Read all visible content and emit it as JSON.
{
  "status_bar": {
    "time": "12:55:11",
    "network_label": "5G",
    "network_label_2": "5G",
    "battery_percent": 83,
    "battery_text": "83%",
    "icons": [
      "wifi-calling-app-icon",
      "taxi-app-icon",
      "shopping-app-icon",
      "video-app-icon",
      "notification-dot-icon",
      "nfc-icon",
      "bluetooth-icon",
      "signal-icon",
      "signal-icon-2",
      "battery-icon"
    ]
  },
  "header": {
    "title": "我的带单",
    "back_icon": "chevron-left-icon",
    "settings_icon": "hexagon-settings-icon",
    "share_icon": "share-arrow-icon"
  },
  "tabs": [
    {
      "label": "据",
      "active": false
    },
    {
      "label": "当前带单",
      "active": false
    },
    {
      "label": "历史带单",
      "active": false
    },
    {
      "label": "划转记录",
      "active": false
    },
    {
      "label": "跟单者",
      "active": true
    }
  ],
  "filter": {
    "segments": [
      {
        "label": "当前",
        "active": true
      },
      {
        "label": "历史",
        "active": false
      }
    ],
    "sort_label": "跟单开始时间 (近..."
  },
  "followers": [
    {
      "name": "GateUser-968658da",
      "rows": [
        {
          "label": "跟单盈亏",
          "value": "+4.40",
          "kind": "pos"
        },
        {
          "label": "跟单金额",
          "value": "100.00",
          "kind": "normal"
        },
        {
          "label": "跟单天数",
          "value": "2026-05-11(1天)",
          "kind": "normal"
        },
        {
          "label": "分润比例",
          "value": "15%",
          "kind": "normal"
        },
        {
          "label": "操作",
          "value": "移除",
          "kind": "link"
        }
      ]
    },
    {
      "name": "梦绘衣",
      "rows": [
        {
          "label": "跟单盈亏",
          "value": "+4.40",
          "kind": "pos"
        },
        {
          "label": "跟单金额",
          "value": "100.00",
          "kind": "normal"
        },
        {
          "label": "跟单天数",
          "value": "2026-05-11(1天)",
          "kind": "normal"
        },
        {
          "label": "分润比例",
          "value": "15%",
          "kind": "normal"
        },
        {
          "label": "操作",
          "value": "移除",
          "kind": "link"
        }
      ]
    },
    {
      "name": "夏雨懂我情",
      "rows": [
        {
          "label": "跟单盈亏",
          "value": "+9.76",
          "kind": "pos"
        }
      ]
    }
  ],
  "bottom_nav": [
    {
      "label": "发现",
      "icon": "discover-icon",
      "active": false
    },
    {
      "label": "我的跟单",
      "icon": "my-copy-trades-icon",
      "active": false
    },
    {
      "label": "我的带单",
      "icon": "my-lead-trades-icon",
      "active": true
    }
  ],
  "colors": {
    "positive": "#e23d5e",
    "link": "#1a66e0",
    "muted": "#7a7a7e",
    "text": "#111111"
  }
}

### [DIRECTIVE]
Set down the listing in full, keeping every word exactly as it is.

### [RESPONSE TO THE TASK]
Read all visible content and emit it as JSON.
{
  "status_bar": {
    "time": "12:55:11",
    "network_label": "5G",
    "network_label_2": "5G",
    "battery_percent": 83,
    "battery_text": "83%",
    "icons": [
      "wifi-calling-app-icon",
      "taxi-app-icon",
      "shopping-app-icon",
      "video-app-icon",
      "notification-dot-icon",
      "nfc-icon",
      "bluetooth-icon",
      "signal-icon",
      "signal-icon-2",
      "battery-icon"
    ]
  },
  "header": {
    "title": "我的带单",
    "back_icon": "chevron-left-icon",
    "settings_icon": "hexagon-settings-icon",
    "share_icon": "share-arrow-icon"
  },
  "tabs": [
    {
      "label": "据",
      "active": false
    },
    {
      "label": "当前带单",
      "active": false
    },
    {
      "label": "历史带单",
      "active": false
    },
    {
      "label": "划转记录",
      "active": false
    },
    {
      "label": "跟单者",
      "active": true
    }
  ],
  "filter": {
    "segments": [
      {
        "label": "当前",
        "active": true
      },
      {
        "label": "历史",
        "active": false
      }
    ],
    "sort_label": "跟单开始时间 (近..."
  },
  "followers": [
    {
      "name": "GateUser-968658da",
      "rows": [
        {
          "label": "跟单盈亏",
          "value": "+4.40",
          "kind": "pos"
        },
        {
          "label": "跟单金额",
          "value": "100.00",
          "kind": "normal"
        },
        {
          "label": "跟单天数",
          "value": "2026-05-11(1天)",
          "kind": "normal"
        },
        {
          "label": "分润比例",
          "value": "15%",
          "kind": "normal"
        },
        {
          "label": "操作",
          "value": "移除",
          "kind": "link"
        }
      ]
    },
    {
      "name": "梦绘衣",
      "rows": [
        {
          "label": "跟单盈亏",
          "value": "+4.40",
          "kind": "pos"
        },
        {
          "label": "跟单金额",
          "value": "100.00",
          "kind": "normal"
        },
        {
          "label": "跟单天数",
          "value": "2026-05-11(1天)",
          "kind": "normal"
        },
        {
          "label": "分润比例",
          "value": "15%",
          "kind": "normal"
        },
        {
          "label": "操作",
          "value": "移除",
          "kind": "link"
        }
      ]
    },
    {
      "name": "夏雨懂我情",
      "rows": [
        {
          "label": "跟单盈亏",
          "value": "+9.76",
          "kind": "pos"
        }
      ]
    }
  ],
  "bottom_nav": [
    {
      "label": "发现",
      "icon": "discover-icon",
      "active": false
    },
    {
      "label": "我的跟单",
      "icon": "my-copy-trades-icon",
      "active": false
    },
    {
      "label": "我的带单",
      "icon": "my-lead-trades-icon",
      "active": true
    }
  ],
  "colors": {
    "positive": "#e23d5e",
    "link": "#1a66e0",
    "muted": "#7a7a7e",
    "text": "#111111"
  }
}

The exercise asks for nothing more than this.